#### LISTED RECORDS ####

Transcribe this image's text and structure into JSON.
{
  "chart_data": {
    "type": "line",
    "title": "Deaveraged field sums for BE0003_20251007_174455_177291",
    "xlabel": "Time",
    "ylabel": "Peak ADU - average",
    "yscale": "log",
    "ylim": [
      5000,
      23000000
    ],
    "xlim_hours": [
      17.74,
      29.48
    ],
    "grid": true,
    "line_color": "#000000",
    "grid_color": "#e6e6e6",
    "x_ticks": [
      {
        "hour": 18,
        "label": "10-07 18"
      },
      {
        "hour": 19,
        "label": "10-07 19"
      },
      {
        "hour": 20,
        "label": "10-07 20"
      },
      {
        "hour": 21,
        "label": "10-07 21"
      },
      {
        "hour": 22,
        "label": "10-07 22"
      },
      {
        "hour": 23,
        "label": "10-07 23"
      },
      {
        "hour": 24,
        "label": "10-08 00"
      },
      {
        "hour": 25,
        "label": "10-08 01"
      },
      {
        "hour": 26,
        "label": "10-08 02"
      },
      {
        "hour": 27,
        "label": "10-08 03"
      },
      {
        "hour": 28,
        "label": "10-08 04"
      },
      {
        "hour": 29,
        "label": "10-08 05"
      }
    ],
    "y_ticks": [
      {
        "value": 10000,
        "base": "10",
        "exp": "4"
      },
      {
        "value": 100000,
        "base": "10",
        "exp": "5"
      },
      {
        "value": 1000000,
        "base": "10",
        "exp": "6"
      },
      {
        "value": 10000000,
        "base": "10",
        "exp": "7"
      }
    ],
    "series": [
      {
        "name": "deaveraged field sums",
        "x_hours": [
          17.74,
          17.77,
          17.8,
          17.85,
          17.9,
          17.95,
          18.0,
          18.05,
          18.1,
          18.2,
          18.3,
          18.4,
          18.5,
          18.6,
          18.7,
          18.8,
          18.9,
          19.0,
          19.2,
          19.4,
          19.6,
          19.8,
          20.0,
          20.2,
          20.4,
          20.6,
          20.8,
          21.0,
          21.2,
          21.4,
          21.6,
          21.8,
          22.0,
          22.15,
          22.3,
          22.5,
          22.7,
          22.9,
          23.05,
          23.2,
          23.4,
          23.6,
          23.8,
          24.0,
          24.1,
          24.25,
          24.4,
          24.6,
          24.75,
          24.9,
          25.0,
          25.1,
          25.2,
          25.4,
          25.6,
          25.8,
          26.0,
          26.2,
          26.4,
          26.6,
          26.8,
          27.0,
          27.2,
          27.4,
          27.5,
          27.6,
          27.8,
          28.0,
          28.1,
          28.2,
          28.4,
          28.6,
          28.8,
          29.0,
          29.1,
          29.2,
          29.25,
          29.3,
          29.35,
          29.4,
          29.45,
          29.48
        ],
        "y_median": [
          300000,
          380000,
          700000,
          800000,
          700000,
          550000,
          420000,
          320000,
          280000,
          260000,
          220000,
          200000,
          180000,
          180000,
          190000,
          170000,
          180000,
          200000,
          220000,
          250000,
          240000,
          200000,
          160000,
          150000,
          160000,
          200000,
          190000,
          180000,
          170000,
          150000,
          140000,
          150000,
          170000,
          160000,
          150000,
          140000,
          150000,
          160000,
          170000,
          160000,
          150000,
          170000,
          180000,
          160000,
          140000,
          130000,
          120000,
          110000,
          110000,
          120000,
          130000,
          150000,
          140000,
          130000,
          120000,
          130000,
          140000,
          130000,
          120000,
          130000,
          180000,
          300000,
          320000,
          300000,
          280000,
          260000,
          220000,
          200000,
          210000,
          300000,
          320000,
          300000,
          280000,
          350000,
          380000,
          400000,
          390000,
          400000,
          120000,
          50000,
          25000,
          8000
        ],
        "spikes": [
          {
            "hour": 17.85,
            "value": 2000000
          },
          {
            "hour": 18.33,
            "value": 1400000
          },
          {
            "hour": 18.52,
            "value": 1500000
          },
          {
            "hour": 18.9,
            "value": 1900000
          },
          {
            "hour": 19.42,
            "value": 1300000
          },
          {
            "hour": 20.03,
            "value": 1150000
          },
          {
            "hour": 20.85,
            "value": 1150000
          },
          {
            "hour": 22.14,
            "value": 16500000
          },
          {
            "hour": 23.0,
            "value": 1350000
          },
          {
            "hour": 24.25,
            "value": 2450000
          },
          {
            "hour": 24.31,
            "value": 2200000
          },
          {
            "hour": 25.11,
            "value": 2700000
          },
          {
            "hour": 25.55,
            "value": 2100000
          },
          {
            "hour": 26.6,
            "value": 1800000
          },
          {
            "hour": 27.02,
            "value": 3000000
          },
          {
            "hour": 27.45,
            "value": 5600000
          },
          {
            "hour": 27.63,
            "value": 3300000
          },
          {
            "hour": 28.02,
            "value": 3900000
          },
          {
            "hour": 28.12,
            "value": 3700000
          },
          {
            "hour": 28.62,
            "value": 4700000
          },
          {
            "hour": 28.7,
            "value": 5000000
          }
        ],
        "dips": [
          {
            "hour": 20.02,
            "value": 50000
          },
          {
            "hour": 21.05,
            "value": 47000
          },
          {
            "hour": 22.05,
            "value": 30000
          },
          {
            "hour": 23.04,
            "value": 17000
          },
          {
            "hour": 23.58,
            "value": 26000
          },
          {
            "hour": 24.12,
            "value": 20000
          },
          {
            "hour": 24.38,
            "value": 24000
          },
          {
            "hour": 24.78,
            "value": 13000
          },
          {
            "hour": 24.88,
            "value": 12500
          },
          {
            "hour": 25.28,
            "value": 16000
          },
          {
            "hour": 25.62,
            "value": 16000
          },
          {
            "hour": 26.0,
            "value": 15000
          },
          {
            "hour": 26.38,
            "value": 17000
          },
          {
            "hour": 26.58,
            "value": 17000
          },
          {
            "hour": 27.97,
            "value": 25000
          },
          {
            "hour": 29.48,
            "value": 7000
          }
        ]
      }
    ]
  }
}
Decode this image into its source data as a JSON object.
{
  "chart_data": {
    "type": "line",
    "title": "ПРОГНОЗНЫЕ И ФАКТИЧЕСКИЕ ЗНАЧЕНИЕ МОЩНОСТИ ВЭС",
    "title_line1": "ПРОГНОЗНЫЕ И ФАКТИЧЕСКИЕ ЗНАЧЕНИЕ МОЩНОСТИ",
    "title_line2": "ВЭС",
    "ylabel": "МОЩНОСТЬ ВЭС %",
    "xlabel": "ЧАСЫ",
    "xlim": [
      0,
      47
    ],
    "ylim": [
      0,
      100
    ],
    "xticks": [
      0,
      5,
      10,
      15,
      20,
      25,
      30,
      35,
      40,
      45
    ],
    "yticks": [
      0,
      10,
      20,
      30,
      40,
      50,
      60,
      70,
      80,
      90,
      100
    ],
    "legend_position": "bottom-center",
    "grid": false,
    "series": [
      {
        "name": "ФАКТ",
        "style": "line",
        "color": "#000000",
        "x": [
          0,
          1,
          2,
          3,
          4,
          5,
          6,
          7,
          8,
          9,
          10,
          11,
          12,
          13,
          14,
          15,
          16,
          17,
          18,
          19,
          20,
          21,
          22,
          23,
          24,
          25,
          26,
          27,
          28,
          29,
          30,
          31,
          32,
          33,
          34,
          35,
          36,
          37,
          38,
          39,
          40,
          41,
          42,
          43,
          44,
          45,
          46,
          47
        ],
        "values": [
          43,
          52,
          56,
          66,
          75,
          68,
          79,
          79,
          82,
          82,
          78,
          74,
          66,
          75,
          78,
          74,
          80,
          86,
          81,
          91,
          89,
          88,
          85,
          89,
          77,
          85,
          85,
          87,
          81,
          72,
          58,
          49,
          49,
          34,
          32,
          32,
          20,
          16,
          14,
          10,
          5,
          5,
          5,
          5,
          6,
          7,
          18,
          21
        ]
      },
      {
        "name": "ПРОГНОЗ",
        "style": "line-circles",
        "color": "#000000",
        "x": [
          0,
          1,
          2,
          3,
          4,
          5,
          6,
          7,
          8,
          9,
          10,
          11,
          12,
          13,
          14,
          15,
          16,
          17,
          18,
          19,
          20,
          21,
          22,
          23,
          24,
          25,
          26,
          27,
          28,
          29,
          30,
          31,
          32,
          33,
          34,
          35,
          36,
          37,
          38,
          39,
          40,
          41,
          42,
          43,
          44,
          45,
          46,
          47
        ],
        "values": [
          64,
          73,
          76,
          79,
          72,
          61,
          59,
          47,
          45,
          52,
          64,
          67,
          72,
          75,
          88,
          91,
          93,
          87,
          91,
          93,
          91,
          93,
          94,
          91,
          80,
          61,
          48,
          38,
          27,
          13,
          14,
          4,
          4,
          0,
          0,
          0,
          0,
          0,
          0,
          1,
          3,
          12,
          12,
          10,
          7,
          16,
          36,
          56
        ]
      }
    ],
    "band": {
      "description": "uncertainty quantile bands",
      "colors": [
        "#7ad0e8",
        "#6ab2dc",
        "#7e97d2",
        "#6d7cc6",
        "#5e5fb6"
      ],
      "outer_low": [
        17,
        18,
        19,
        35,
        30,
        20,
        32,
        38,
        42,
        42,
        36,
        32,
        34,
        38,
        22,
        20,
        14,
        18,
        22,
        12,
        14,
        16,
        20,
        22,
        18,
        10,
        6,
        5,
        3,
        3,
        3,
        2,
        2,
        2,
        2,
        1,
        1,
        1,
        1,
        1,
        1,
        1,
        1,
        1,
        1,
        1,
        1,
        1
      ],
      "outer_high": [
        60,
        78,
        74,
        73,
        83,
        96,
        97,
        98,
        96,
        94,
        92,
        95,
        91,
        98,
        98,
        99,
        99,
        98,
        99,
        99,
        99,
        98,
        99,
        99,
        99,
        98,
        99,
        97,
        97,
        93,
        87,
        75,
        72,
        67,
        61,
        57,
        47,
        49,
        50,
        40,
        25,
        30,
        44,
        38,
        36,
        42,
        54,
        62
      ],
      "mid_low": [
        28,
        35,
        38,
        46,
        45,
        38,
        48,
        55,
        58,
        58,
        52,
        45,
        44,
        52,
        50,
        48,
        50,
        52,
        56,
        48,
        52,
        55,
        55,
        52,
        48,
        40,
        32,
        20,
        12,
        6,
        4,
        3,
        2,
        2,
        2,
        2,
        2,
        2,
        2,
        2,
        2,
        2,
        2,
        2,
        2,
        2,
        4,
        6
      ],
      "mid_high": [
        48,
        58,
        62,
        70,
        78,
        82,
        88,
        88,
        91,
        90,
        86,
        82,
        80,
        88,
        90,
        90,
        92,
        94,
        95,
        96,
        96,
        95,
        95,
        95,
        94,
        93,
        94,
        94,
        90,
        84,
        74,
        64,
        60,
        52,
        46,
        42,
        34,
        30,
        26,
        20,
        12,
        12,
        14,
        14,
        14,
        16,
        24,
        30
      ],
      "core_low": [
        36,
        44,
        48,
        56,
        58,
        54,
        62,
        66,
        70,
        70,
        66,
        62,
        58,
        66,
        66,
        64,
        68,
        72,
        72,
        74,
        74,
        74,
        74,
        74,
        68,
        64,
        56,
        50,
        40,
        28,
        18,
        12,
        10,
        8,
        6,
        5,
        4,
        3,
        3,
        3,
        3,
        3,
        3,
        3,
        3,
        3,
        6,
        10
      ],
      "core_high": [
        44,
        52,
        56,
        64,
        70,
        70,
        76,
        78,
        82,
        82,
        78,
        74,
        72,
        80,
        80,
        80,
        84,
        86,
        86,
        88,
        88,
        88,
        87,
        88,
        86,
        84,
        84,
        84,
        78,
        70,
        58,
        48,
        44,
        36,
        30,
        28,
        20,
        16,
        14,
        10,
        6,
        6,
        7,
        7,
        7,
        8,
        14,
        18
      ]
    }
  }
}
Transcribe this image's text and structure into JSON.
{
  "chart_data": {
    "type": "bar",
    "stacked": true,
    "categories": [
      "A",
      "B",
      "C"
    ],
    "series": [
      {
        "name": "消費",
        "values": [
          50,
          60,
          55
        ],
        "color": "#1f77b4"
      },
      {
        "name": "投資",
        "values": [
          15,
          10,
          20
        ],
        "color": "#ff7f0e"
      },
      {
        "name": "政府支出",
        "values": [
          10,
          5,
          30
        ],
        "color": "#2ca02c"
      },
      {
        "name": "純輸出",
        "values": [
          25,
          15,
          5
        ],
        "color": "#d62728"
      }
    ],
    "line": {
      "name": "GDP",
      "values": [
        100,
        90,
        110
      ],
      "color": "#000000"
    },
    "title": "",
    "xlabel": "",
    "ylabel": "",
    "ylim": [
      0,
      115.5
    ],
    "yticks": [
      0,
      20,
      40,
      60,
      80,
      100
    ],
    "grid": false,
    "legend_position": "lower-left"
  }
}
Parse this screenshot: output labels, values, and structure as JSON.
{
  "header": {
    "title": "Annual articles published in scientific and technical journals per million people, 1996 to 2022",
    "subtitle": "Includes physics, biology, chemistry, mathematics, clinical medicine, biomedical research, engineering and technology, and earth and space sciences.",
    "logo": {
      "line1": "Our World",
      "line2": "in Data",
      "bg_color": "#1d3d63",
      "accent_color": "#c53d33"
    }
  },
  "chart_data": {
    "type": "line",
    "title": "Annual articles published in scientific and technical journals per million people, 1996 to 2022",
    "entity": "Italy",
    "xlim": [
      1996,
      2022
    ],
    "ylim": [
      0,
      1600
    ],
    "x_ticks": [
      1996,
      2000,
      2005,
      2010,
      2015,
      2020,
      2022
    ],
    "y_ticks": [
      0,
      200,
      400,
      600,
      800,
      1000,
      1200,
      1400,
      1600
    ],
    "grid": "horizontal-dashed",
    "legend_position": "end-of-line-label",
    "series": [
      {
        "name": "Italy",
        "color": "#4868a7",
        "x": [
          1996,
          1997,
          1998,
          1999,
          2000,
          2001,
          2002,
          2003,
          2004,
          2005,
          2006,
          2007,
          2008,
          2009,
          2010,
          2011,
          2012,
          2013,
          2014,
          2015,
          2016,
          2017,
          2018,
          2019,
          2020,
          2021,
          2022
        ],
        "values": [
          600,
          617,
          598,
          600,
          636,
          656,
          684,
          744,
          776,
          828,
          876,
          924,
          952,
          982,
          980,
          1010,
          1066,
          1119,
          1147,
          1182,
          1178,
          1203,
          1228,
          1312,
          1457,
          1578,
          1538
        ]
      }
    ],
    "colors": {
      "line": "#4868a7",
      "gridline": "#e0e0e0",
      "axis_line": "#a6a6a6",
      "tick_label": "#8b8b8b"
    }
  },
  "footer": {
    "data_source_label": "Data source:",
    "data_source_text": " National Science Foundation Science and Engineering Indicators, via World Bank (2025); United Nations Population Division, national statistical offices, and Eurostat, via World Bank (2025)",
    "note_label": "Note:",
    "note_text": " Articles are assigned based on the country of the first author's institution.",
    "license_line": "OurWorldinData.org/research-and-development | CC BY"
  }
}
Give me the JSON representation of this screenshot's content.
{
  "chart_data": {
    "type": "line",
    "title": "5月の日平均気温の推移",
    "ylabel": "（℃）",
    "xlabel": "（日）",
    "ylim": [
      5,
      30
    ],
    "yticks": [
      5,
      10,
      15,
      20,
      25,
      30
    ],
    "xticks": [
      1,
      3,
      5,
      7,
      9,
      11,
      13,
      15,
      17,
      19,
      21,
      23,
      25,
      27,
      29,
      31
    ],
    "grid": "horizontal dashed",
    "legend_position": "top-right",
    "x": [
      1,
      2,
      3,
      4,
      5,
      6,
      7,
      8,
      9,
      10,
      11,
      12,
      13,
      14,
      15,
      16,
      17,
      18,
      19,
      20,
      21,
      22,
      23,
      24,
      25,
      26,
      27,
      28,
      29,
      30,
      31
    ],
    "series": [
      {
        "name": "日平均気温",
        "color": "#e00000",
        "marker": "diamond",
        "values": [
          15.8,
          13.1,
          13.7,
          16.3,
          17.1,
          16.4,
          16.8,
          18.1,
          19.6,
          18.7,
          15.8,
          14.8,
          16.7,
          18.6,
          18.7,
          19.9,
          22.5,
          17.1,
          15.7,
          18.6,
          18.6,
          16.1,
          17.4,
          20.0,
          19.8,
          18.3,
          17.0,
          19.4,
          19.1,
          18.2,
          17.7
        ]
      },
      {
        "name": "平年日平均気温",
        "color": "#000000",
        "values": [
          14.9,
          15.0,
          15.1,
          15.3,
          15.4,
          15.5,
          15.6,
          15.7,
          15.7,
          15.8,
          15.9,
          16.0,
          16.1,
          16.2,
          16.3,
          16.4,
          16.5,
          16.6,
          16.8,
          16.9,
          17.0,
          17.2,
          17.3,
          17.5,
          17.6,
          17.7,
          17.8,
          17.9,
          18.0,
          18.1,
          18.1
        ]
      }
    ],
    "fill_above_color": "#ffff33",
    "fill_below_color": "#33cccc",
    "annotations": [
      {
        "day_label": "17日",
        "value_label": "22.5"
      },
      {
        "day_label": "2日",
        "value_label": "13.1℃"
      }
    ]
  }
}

####

◆ **THE PROBLEM**
Take every line from the data above that holds "screenshot" and copy it out.

◆ **REPLY**
Parse this screenshot: output labels, values, and structure as JSON.
Give me the JSON representation of this screenshot's content.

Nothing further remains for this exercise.